- _Stated problem_: Rewrite the battery reconditioning text from "If at any time" up to and including "using the charger.", putting "stop" in place of "discontinue".

- _Document text_:
=====
The manual reconditioning cycle requires slowly discharging the battery to a loaded voltage of 10.5V then charging the battery at 6A or higher not to exceed 15.0V while charging or the battery can become overheated due to overcharging. The discharge, charge procedure can be performed multiple times. With each successive discharge, it should take longer to discharge the battery from a “full” state of charge to 10.5V using the same load. This would indicate recovery of capacity with longer run times. The best discharge rate for this sized battery is about 3A. A headlamp on a motorcycle works pretty good too…

If at any time during the charging process the battery begins to vent, hiss, or gets so hot you cannot hold your hand on the battery, then discontinue charging and allow for the battery to cool completely (1-2 days) before attempting to charge the battery again. Warm is OK. Hot is bad. If the battery is overheating at a charging voltage less than 15.0V, then there may be an internal issue that may be permanent and irreversible. If this situation occurs twice then the battery should be replaced. If the charger keeps exceeding 15.0V and causing an overheat situation, discontinue using the charger.

ODYSSEY Battery basics…

Most conventional batteries are considered fully charged at 12.6-12.7V. The ODYSSEY TPPL AGM battery is not considered fully charged unless it has a resting voltage of at least 12.84V. The usable energy of the ODYSSEY battery is from 11.2V (0% state of charge) OCV to 12.84V OCV (Open Circuit Voltage should be checked 8 – 24 hours post charge with no loads). When the battery goes below 10.0V OCV it is over discharged and is getting into the chemical part of the battery and can cause permanent damage. At less than 10.0V the ODYSSEY limited warranty deems the battery over-discharged due to abuse or neglect (usually unintentional). The ODYSSEY charger/maintainer or any approved maintainer can maintain the ODYSSEY battery indefinitely in or out of the application provided it has enough charging current to counteract the parasitic loads of the application. If the battery becomes over-discharged (below 11.0V OCV) then the sooner the battery can be fully charged the better. If the battery remains connected to the application during storage or extended periods of non-use, to prevent over-discharge and maintain the battery at a full state of charge, an ODYSSEY program approved maintainer would be required and/or disconnecting the battery prevent over discharge. There is a link to a list of ODYSSEY approved 12V chargers located on the ODYSSEY website Literature page for your reference.
=====
- _Collection entries_:
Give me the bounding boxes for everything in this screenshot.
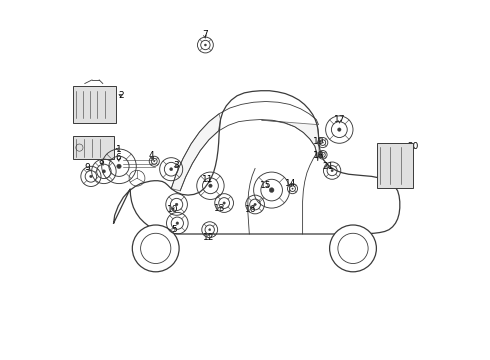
- Text: 13: 13: [214, 203, 225, 212]
- Text: 21: 21: [322, 162, 334, 171]
- Text: 8: 8: [98, 157, 104, 166]
- Circle shape: [132, 225, 179, 272]
- Circle shape: [338, 128, 341, 131]
- Circle shape: [209, 229, 211, 231]
- Text: 19: 19: [313, 137, 324, 146]
- Text: 1: 1: [116, 145, 122, 154]
- Text: 6: 6: [116, 153, 121, 162]
- Circle shape: [292, 188, 293, 189]
- Circle shape: [176, 222, 179, 225]
- Circle shape: [331, 170, 333, 172]
- Circle shape: [322, 154, 323, 156]
- Text: 7: 7: [202, 30, 208, 39]
- Circle shape: [254, 203, 256, 206]
- Circle shape: [90, 175, 92, 178]
- Text: 15: 15: [260, 180, 271, 189]
- Text: 9: 9: [84, 163, 90, 172]
- Text: 5: 5: [171, 225, 176, 234]
- Text: 2: 2: [118, 91, 123, 100]
- Circle shape: [223, 202, 225, 204]
- Polygon shape: [114, 91, 400, 234]
- Text: 17: 17: [334, 115, 345, 124]
- Text: 16: 16: [245, 205, 256, 214]
- Circle shape: [154, 161, 155, 162]
- Polygon shape: [171, 114, 220, 191]
- Circle shape: [330, 225, 376, 272]
- Circle shape: [322, 142, 323, 143]
- Circle shape: [175, 203, 178, 206]
- Circle shape: [170, 168, 172, 171]
- FancyBboxPatch shape: [74, 136, 114, 159]
- FancyBboxPatch shape: [377, 143, 413, 188]
- FancyBboxPatch shape: [74, 86, 116, 123]
- Text: 14: 14: [285, 179, 296, 188]
- Text: 20: 20: [408, 141, 419, 150]
- Text: 18: 18: [313, 151, 324, 160]
- Polygon shape: [262, 120, 319, 161]
- Circle shape: [102, 170, 105, 173]
- Circle shape: [117, 164, 121, 168]
- Circle shape: [204, 44, 206, 46]
- Text: 4: 4: [148, 151, 154, 160]
- Circle shape: [270, 188, 274, 193]
- Text: 12: 12: [202, 233, 214, 242]
- Text: 11: 11: [202, 175, 213, 184]
- Text: 3: 3: [174, 161, 179, 170]
- Text: 10: 10: [167, 205, 178, 214]
- Circle shape: [209, 184, 212, 188]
=====
- _Final result_:
If at any time during the charging process the battery begins to vent, hiss, or gets so hot you cannot hold your hand on the battery, then stop charging and allow for the battery to cool completely (1-2 days) before attempting to charge the battery again. Warm is OK. Hot is bad. If the battery is overheating at a charging voltage less than 15.0V, then there may be an internal issue that may be permanent and irreversible. If this situation occurs twice then the battery should be replaced. If the charger keeps exceeding 15.0V and causing an overheat situation, stop using the charger.